■ Problem requirements: Go through the listing and pick out each line with the word "Поиск" in it.

Dataset records
·····
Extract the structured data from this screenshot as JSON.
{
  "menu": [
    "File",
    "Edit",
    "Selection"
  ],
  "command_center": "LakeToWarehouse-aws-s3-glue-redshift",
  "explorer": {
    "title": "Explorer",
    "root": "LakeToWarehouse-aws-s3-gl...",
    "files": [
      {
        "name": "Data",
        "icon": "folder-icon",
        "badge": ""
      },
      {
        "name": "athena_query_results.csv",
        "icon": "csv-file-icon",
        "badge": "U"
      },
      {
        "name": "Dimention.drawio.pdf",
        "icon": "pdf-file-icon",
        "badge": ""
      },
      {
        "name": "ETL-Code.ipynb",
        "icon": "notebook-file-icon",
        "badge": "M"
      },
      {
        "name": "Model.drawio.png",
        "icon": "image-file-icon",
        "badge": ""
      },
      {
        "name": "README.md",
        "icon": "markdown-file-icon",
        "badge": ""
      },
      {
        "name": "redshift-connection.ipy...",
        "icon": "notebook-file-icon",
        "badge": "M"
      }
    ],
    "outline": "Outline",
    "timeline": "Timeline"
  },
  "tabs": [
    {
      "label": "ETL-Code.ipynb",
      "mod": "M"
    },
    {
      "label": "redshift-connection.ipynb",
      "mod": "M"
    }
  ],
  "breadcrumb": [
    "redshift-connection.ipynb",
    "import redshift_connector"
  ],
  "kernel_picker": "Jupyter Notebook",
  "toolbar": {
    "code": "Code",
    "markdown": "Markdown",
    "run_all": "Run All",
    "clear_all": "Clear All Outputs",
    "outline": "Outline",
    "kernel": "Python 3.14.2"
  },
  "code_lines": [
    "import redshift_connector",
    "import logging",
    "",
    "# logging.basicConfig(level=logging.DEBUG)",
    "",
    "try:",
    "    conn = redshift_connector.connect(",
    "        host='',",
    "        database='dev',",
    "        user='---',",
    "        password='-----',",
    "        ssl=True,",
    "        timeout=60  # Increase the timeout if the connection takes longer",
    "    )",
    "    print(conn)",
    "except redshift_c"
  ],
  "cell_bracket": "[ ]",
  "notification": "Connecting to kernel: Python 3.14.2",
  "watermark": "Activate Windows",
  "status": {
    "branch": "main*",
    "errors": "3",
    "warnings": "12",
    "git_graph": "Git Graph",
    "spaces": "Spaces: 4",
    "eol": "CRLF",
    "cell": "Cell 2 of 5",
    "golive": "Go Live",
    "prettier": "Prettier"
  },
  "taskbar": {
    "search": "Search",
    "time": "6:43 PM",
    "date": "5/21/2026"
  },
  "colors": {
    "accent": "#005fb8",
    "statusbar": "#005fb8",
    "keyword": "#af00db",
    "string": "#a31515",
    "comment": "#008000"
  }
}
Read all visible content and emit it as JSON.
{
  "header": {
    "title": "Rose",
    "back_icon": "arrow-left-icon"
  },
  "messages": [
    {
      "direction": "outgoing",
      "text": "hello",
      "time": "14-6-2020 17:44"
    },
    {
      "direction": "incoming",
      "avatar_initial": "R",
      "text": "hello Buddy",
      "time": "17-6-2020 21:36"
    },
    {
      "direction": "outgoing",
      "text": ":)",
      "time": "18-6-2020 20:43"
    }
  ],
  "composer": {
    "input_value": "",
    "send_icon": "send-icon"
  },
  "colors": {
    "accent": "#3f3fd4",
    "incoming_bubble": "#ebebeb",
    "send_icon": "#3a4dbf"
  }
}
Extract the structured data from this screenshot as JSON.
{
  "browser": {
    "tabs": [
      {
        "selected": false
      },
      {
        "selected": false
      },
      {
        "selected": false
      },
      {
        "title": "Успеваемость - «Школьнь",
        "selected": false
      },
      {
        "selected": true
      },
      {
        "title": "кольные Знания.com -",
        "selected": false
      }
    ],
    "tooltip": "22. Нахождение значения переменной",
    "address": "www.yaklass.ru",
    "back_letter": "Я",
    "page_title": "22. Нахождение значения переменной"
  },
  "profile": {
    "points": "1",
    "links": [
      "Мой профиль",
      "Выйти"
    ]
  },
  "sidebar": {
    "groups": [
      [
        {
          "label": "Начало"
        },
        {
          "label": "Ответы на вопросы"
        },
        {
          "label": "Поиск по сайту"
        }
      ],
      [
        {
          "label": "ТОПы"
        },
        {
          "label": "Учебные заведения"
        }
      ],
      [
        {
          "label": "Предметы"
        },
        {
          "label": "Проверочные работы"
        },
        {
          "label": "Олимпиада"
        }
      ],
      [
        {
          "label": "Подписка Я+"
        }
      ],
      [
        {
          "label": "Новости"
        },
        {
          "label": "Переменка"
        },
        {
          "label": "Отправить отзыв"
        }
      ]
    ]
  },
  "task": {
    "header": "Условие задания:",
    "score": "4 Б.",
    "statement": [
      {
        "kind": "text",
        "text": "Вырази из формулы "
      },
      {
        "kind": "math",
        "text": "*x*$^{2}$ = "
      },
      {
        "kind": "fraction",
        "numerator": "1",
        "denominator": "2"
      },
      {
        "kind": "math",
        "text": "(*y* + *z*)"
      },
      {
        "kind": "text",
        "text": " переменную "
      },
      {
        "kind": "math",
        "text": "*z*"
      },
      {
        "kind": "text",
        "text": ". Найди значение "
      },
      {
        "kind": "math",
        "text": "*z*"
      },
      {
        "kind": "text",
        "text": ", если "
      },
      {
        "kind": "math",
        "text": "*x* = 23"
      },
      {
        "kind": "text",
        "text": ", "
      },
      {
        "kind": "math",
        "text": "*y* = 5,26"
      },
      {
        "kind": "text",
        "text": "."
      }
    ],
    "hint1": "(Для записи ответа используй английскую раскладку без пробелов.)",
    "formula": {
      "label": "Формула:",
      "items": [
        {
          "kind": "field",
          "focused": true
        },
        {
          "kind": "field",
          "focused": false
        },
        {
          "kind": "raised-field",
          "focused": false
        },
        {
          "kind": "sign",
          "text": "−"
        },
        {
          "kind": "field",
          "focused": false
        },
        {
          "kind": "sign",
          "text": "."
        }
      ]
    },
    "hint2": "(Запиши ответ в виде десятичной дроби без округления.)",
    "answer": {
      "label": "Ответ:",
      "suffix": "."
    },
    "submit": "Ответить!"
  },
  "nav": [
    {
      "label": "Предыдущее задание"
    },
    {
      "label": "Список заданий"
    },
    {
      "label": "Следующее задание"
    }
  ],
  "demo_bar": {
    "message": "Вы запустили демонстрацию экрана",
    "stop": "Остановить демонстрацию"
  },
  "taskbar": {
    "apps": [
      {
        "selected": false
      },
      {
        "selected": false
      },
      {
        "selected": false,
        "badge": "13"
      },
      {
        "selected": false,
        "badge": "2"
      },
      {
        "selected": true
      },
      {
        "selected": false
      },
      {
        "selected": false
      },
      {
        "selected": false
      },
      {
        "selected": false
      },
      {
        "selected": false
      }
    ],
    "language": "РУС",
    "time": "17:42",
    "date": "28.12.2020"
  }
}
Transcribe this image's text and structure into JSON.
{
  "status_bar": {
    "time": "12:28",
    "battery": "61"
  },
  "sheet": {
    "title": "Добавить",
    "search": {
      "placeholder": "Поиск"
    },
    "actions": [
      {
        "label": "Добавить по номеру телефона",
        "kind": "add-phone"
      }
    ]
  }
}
·····
■ Worked solution:
          "label": "Поиск по сайту"
      "placeholder": "Поиск"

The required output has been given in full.